-- EXERCISE --
Where a line of the following data contains the string "Zurich", include it in the tally. Report the total alone.

━━━━

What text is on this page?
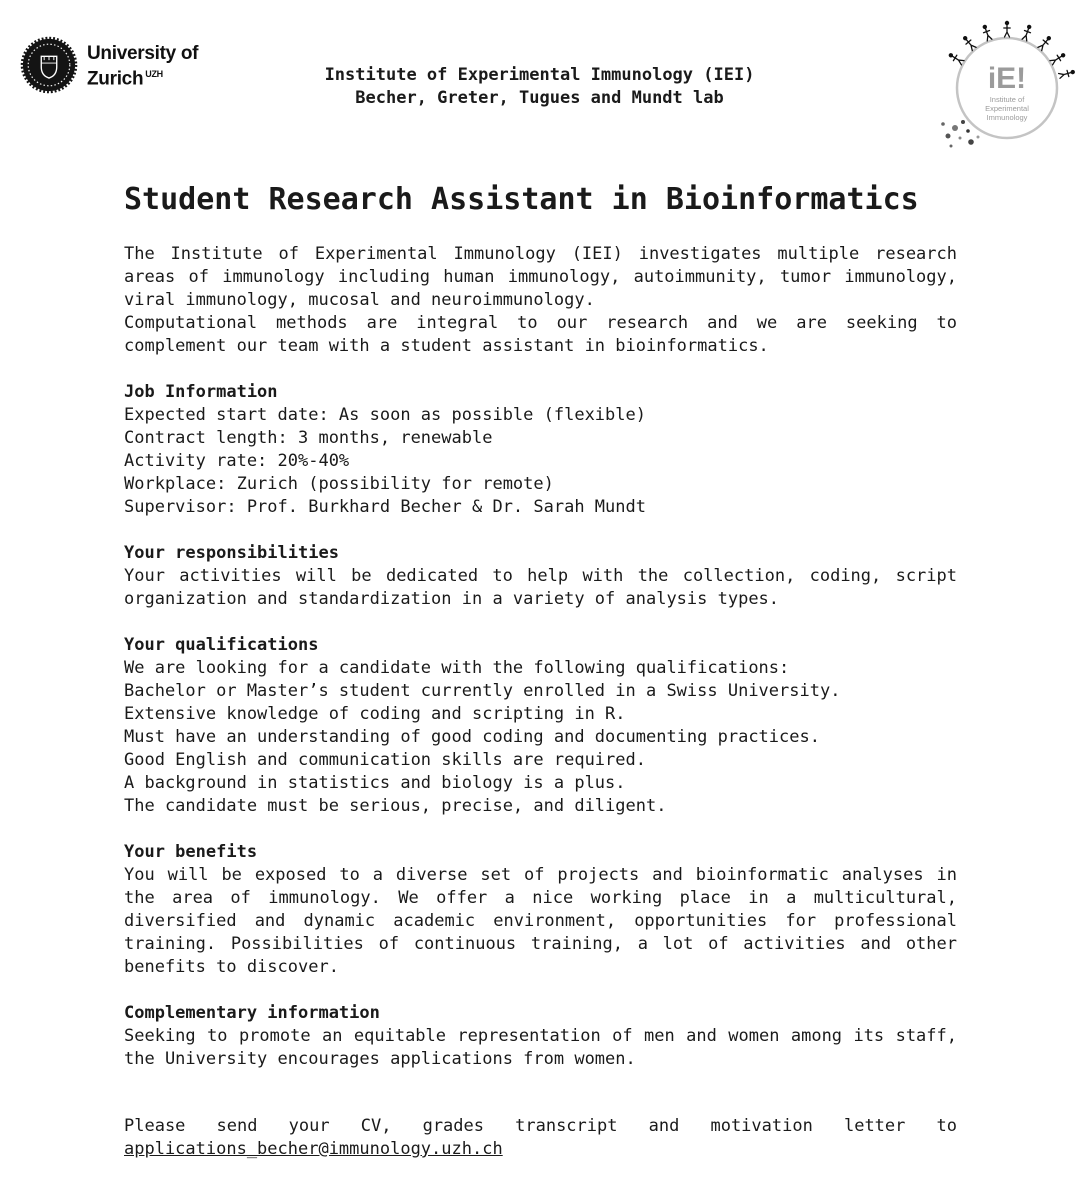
University of
Zurich $^{UZH}$	Institute of Experimental Immunology (IEI)
Becher, Greter, Tugues and Mundt lab
iE!
Institute of
Experimental
Immunology
Student Research Assistant in Bioinformatics

The Institute of Experimental Immunology (IEI) investigates multiple research areas of immunology including human immunology, autoimmunity, tumor immunology, viral immunology, mucosal and neuroimmunology.

Computational methods are integral to our research and we are seeking to complement our team with a student assistant in bioinformatics.

Job Information
Expected start date: As soon as possible (flexible)
Contract length: 3 months, renewable
Activity rate: 20%-40%
Workplace: Zurich (possibility for remote)
Supervisor: Prof. Burkhard Becher & Dr. Sarah Mundt
Your responsibilities

Your activities will be dedicated to help with the collection, coding, script organization and standardization in a variety of analysis types.

Your qualifications
We are looking for a candidate with the following qualifications:
Bachelor or Master’s student currently enrolled in a Swiss University.
Extensive knowledge of coding and scripting in R.
Must have an understanding of good coding and documenting practices.
Good English and communication skills are required.
A background in statistics and biology is a plus.
The candidate must be serious, precise, and diligent.
Your benefits

You will be exposed to a diverse set of projects and bioinformatic analyses in the area of immunology. We offer a nice working place in a multicultural, diversified and dynamic academic environment, opportunities for professional training. Possibilities of continuous training, a lot of activities and other benefits to discover.

Complementary information

Seeking to promote an equitable representation of men and women among its staff, the University encourages applications from women.

Please send your CV, grades transcript and motivation letter to

applications_becher@immunology.uzh.ch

━━━━

-- WRITTEN RESPONSE --
2